> _Challenge_
List every line in the listing below that contains the string "TOBI", treating uppercase and lowercase as different.

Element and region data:
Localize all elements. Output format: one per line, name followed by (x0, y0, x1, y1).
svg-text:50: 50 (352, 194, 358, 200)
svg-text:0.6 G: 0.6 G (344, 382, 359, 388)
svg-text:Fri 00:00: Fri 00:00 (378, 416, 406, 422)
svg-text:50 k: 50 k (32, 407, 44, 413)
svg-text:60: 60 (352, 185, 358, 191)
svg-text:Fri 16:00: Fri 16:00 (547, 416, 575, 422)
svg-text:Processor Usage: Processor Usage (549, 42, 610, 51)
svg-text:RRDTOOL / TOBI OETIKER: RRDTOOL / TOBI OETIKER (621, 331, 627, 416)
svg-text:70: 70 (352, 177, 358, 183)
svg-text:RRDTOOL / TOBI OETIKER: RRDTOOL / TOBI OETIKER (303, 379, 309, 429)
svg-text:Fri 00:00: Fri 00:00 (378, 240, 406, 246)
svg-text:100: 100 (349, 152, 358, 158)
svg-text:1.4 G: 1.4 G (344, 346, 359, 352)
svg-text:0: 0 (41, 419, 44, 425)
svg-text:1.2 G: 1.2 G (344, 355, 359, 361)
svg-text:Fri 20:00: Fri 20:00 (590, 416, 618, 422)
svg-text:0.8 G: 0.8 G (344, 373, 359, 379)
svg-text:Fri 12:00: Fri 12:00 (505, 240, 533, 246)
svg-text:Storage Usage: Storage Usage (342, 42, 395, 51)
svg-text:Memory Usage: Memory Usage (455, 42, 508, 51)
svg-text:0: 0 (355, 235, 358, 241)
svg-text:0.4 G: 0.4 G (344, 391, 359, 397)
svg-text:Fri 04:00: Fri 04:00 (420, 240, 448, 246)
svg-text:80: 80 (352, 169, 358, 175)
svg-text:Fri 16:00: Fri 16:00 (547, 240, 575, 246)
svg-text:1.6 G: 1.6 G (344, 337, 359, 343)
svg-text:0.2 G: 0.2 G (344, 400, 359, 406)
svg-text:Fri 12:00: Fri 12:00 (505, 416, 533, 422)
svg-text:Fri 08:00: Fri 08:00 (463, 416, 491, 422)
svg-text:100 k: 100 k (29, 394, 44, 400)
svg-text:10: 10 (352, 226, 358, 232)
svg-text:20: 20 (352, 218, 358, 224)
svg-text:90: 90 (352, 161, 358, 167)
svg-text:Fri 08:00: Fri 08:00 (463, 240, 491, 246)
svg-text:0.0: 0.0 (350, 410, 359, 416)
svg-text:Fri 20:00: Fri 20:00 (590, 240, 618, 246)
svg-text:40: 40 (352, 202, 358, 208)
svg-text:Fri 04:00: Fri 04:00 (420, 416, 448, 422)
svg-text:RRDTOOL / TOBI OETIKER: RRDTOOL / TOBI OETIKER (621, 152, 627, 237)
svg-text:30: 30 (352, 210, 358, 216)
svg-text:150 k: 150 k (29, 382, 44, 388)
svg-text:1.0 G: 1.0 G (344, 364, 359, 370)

> _Result of the exercise_
svg-text:RRDTOOL / TOBI OETIKER: RRDTOOL / TOBI OETIKER (621, 331, 627, 416)
svg-text:RRDTOOL / TOBI OETIKER: RRDTOOL / TOBI OETIKER (303, 379, 309, 429)
svg-text:RRDTOOL / TOBI OETIKER: RRDTOOL / TOBI OETIKER (621, 152, 627, 237)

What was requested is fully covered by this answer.